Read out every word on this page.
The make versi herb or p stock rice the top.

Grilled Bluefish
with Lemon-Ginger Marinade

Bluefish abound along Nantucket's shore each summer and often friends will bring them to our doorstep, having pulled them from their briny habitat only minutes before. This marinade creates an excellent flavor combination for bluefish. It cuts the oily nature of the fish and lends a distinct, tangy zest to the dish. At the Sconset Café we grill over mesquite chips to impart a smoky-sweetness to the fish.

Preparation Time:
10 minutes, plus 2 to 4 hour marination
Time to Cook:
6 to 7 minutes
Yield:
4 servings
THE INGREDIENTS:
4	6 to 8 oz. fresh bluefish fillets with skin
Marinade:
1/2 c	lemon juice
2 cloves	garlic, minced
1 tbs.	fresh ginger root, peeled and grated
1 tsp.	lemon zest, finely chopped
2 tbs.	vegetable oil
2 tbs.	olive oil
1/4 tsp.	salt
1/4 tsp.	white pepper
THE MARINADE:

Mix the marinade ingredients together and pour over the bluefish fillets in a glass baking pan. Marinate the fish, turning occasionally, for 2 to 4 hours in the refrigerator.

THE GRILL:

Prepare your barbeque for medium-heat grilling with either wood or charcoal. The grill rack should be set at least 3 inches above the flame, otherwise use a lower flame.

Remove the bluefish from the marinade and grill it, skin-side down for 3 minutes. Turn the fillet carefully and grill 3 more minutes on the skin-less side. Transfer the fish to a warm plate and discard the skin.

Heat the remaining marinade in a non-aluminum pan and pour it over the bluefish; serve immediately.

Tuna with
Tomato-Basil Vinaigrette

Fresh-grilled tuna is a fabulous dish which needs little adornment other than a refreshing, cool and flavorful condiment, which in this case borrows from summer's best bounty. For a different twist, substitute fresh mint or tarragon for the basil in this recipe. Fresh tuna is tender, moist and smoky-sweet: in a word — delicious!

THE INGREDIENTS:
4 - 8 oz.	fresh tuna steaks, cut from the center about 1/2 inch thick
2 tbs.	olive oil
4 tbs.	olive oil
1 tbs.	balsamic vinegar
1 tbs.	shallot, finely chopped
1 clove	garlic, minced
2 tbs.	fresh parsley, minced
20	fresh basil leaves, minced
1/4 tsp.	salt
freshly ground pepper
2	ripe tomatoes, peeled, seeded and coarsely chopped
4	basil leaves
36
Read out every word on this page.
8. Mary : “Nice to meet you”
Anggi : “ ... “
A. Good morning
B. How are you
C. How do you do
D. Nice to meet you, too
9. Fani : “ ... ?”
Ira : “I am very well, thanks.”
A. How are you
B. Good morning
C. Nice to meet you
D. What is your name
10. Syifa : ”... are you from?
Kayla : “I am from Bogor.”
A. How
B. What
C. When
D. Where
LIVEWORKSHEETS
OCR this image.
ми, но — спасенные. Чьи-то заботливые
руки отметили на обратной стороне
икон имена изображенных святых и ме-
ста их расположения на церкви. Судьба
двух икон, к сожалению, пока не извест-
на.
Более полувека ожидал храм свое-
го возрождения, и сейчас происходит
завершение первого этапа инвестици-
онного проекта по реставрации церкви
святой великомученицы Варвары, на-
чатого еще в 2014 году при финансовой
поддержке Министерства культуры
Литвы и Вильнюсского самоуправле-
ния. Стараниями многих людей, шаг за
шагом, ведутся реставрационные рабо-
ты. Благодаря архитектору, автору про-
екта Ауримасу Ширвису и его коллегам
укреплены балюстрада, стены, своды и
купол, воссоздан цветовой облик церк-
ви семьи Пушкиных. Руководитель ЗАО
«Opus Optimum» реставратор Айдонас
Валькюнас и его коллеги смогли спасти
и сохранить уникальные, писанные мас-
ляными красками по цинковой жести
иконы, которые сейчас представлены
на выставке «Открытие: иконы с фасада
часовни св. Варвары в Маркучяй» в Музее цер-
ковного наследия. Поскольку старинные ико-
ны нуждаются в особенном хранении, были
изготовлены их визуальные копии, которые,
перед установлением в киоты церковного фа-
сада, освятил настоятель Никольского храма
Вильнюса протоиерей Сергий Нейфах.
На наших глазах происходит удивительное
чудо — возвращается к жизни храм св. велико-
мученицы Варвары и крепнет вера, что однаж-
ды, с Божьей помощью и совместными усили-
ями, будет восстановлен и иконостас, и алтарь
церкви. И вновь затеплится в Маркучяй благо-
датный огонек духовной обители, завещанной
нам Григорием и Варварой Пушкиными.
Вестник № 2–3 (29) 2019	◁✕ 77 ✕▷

* THE PROBLEM *
In the records above, find the line containing "OCR this image."; please retype it and every line after it through the last line, exactly and with nothing else.

* COMPLETE RESPONSE *
OCR this image.
ми, но — спасенные. Чьи-то заботливые
руки отметили на обратной стороне
икон имена изображенных святых и ме-
ста их расположения на церкви. Судьба
двух икон, к сожалению, пока не извест-
на.
Более полувека ожидал храм свое-
го возрождения, и сейчас происходит
завершение первого этапа инвестици-
онного проекта по реставрации церкви
святой великомученицы Варвары, на-
чатого еще в 2014 году при финансовой
поддержке Министерства культуры
Литвы и Вильнюсского самоуправле-
ния. Стараниями многих людей, шаг за
шагом, ведутся реставрационные рабо-
ты. Благодаря архитектору, автору про-
екта Ауримасу Ширвису и его коллегам
укреплены балюстрада, стены, своды и
купол, воссоздан цветовой облик церк-
ви семьи Пушкиных. Руководитель ЗАО
«Opus Optimum» реставратор Айдонас
Валькюнас и его коллеги смогли спасти
и сохранить уникальные, писанные мас-
ляными красками по цинковой жести
иконы, которые сейчас представлены
на выставке «Открытие: иконы с фасада
часовни св. Варвары в Маркучяй» в Музее цер-
ковного наследия. Поскольку старинные ико-
ны нуждаются в особенном хранении, были
изготовлены их визуальные копии, которые,
перед установлением в киоты церковного фа-
сада, освятил настоятель Никольского храма
Вильнюса протоиерей Сергий Нейфах.
На наших глазах происходит удивительное
чудо — возвращается к жизни храм св. велико-
мученицы Варвары и крепнет вера, что однаж-
ды, с Божьей помощью и совместными усили-
ями, будет восстановлен и иконостас, и алтарь
церкви. И вновь затеплится в Маркучяй благо-
датный огонек духовной обители, завещанной
нам Григорием и Варварой Пушкиными.
Вестник № 2–3 (29) 2019	◁✕ 77 ✕▷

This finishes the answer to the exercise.